> _PROBLEM TO WORK ON_
Please recast the entries from the very first line through the line containing "bet-slot-hexagon[interactable] — [510, 1895, 580, 1973]", both included, as a Markdown table with the columns Row and Text, giving each line a row number and omitting any blank lines.

> _SUPPLIED RECORDS_
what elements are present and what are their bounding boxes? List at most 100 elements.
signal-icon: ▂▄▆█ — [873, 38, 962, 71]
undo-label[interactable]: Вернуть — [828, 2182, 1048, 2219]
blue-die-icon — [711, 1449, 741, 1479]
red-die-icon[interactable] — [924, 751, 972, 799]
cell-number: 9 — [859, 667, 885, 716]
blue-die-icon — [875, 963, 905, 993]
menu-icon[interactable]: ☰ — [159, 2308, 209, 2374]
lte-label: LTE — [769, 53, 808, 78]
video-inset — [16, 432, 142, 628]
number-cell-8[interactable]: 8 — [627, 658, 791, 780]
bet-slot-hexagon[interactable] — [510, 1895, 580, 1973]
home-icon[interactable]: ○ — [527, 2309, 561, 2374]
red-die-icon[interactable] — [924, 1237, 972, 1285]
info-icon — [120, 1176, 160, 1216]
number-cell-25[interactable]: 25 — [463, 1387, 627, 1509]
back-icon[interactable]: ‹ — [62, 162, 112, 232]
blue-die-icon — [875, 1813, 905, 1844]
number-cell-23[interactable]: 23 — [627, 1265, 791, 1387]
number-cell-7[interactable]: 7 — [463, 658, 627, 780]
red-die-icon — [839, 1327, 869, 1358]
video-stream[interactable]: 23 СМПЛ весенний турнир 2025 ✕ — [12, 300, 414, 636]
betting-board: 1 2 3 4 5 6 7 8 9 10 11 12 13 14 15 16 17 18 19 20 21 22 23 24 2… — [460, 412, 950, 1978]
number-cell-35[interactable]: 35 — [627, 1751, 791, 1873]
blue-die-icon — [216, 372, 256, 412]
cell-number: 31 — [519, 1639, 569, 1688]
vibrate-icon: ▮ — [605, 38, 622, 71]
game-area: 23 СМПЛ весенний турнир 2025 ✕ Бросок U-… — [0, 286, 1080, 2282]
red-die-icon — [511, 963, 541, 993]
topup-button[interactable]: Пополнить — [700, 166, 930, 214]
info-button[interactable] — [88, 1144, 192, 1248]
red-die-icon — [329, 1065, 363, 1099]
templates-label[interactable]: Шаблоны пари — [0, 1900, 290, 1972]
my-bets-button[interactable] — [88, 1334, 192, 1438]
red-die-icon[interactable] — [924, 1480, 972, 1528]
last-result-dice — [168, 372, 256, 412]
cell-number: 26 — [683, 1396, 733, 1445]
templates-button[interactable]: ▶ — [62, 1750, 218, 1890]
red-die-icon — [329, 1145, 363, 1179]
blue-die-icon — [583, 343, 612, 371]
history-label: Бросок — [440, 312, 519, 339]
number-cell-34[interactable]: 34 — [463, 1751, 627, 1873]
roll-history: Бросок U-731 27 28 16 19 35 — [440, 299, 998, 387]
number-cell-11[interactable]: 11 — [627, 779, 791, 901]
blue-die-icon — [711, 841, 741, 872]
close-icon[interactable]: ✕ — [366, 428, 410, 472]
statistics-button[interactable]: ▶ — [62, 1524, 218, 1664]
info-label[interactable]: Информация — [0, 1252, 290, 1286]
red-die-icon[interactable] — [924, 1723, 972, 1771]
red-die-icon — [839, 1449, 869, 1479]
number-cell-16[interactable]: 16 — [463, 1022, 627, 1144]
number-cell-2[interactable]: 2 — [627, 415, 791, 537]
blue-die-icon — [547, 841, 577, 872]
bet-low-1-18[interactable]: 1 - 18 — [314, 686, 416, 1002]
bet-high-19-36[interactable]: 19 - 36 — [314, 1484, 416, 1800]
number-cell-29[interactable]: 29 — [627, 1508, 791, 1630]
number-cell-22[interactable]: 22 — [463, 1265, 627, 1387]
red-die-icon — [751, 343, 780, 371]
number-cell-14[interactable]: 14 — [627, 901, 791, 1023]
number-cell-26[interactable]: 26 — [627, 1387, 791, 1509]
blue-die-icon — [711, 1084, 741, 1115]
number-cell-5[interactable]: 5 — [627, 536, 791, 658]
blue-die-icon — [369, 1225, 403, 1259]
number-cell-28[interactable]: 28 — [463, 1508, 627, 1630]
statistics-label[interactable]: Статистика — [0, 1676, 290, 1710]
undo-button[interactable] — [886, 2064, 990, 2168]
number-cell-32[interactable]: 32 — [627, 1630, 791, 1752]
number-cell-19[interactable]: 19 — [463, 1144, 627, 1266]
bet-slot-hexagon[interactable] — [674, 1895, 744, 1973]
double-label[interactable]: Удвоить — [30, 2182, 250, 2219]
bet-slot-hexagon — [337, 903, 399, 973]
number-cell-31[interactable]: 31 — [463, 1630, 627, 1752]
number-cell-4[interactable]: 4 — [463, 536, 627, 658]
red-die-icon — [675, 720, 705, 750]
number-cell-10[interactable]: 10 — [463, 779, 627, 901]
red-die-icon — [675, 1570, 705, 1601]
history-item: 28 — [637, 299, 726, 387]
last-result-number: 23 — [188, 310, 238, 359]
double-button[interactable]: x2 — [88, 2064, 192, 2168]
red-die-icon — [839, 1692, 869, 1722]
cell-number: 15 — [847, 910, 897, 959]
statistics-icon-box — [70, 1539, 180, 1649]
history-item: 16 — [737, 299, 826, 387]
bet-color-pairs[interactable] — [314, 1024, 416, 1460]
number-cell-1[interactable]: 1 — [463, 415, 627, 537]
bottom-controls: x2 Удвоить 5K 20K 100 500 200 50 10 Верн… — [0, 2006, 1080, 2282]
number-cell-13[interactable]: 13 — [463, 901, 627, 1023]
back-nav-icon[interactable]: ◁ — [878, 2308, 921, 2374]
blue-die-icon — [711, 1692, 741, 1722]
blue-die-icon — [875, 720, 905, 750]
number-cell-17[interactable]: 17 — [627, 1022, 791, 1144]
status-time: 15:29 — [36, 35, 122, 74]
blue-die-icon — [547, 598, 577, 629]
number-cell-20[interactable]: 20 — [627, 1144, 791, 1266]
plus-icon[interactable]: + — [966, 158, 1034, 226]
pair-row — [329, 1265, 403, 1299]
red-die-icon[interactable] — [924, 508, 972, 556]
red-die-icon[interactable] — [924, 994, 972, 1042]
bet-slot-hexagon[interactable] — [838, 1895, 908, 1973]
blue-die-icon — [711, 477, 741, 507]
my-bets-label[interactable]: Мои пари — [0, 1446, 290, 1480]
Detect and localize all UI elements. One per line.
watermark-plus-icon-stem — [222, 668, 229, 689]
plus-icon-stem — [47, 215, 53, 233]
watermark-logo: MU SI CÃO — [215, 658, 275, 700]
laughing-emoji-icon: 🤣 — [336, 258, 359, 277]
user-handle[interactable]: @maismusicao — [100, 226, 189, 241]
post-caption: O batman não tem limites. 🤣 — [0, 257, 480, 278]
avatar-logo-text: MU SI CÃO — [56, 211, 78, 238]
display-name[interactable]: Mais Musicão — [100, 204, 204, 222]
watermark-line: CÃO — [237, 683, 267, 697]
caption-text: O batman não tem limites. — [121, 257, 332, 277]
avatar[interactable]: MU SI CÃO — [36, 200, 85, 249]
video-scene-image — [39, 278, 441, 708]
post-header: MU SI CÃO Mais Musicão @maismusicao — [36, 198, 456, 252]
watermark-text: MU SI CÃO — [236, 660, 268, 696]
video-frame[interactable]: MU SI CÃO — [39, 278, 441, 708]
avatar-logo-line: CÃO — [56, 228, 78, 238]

> _PROBLEM SOLUTION_
| Row | Text |
|---|---|
| 1 | what elements are present and what are their bounding boxes? List at most 100 elements. |
| 2 | signal-icon: ▂▄▆█ — [873, 38, 962, 71] |
| 3 | undo-label[interactable]: Вернуть — [828, 2182, 1048, 2219] |
| 4 | blue-die-icon — [711, 1449, 741, 1479] |
| 5 | red-die-icon[interactable] — [924, 751, 972, 799] |
| 6 | cell-number: 9 — [859, 667, 885, 716] |
| 7 | blue-die-icon — [875, 963, 905, 993] |
| 8 | menu-icon[interactable]: ☰ — [159, 2308, 209, 2374] |
| 9 | lte-label: LTE — [769, 53, 808, 78] |
| 10 | video-inset — [16, 432, 142, 628] |
| 11 | number-cell-8[interactable]: 8 — [627, 658, 791, 780] |
| 12 | bet-slot-hexagon[interactable] — [510, 1895, 580, 1973] |